▸ **DO THIS**
Output every line of the data exactly as it appears.
-- begin EXTRACTED DATA --
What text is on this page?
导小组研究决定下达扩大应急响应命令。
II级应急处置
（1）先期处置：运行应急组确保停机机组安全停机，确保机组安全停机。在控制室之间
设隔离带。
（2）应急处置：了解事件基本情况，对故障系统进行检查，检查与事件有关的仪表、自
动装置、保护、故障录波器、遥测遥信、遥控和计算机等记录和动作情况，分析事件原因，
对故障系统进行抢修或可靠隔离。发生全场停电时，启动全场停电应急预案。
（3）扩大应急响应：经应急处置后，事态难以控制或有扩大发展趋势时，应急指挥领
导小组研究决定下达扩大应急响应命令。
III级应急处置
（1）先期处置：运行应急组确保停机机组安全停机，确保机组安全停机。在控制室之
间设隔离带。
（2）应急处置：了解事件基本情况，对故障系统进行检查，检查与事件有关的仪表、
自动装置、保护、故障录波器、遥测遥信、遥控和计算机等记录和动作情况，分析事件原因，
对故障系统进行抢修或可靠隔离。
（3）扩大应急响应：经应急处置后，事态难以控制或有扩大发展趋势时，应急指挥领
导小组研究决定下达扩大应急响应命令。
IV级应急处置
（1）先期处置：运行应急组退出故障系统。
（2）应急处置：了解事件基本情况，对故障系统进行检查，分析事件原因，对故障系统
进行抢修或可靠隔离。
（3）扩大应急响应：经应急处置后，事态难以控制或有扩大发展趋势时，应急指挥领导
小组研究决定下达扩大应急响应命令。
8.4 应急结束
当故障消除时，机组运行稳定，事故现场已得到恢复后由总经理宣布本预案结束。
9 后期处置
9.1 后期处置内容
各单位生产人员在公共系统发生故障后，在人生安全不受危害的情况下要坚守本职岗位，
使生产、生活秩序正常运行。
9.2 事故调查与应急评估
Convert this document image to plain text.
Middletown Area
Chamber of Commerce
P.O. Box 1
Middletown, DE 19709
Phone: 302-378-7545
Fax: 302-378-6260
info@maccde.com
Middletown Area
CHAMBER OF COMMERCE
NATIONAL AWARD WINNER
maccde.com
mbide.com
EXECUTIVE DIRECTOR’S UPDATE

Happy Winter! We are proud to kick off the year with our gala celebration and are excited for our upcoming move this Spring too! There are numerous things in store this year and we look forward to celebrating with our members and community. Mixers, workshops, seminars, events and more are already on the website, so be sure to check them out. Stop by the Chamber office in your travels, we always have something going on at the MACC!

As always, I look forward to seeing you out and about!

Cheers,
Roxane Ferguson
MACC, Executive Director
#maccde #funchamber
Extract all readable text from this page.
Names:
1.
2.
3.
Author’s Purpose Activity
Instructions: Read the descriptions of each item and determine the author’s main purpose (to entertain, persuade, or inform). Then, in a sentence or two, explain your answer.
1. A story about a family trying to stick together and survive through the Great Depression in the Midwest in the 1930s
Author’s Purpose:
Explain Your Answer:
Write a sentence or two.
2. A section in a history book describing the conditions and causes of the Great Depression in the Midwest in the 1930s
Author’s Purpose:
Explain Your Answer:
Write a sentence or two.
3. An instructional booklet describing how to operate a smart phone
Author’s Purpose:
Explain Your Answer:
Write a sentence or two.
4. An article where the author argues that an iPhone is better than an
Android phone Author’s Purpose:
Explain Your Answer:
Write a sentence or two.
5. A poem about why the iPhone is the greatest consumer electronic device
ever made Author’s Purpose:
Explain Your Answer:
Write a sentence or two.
-- end EXTRACTED DATA --
▸ **SOLUTION TO THE EXERCISE**
What text is on this page?
导小组研究决定下达扩大应急响应命令。
II级应急处置
（1）先期处置：运行应急组确保停机机组安全停机，确保机组安全停机。在控制室之间
设隔离带。
（2）应急处置：了解事件基本情况，对故障系统进行检查，检查与事件有关的仪表、自
动装置、保护、故障录波器、遥测遥信、遥控和计算机等记录和动作情况，分析事件原因，
对故障系统进行抢修或可靠隔离。发生全场停电时，启动全场停电应急预案。
（3）扩大应急响应：经应急处置后，事态难以控制或有扩大发展趋势时，应急指挥领
导小组研究决定下达扩大应急响应命令。
III级应急处置
（1）先期处置：运行应急组确保停机机组安全停机，确保机组安全停机。在控制室之
间设隔离带。
（2）应急处置：了解事件基本情况，对故障系统进行检查，检查与事件有关的仪表、
自动装置、保护、故障录波器、遥测遥信、遥控和计算机等记录和动作情况，分析事件原因，
对故障系统进行抢修或可靠隔离。
（3）扩大应急响应：经应急处置后，事态难以控制或有扩大发展趋势时，应急指挥领
导小组研究决定下达扩大应急响应命令。
IV级应急处置
（1）先期处置：运行应急组退出故障系统。
（2）应急处置：了解事件基本情况，对故障系统进行检查，分析事件原因，对故障系统
进行抢修或可靠隔离。
（3）扩大应急响应：经应急处置后，事态难以控制或有扩大发展趋势时，应急指挥领导
小组研究决定下达扩大应急响应命令。
8.4 应急结束
当故障消除时，机组运行稳定，事故现场已得到恢复后由总经理宣布本预案结束。
9 后期处置
9.1 后期处置内容
各单位生产人员在公共系统发生故障后，在人生安全不受危害的情况下要坚守本职岗位，
使生产、生活秩序正常运行。
9.2 事故调查与应急评估
Convert this document image to plain text.
Middletown Area
Chamber of Commerce
P.O. Box 1
Middletown, DE 19709
Phone: 302-378-7545
Fax: 302-378-6260
info@maccde.com
Middletown Area
CHAMBER OF COMMERCE
NATIONAL AWARD WINNER
maccde.com
mbide.com
EXECUTIVE DIRECTOR’S UPDATE

Happy Winter! We are proud to kick off the year with our gala celebration and are excited for our upcoming move this Spring too! There are numerous things in store this year and we look forward to celebrating with our members and community. Mixers, workshops, seminars, events and more are already on the website, so be sure to check them out. Stop by the Chamber office in your travels, we always have something going on at the MACC!

As always, I look forward to seeing you out and about!

Cheers,
Roxane Ferguson
MACC, Executive Director
#maccde #funchamber
Extract all readable text from this page.
Names:
1.
2.
3.
Author’s Purpose Activity
Instructions: Read the descriptions of each item and determine the author’s main purpose (to entertain, persuade, or inform). Then, in a sentence or two, explain your answer.
1. A story about a family trying to stick together and survive through the Great Depression in the Midwest in the 1930s
Author’s Purpose:
Explain Your Answer:
Write a sentence or two.
2. A section in a history book describing the conditions and causes of the Great Depression in the Midwest in the 1930s
Author’s Purpose:
Explain Your Answer:
Write a sentence or two.
3. An instructional booklet describing how to operate a smart phone
Author’s Purpose:
Explain Your Answer:
Write a sentence or two.
4. An article where the author argues that an iPhone is better than an
Android phone Author’s Purpose:
Explain Your Answer:
Write a sentence or two.
5. A poem about why the iPhone is the greatest consumer electronic device
ever made Author’s Purpose:
Explain Your Answer:
Write a sentence or two.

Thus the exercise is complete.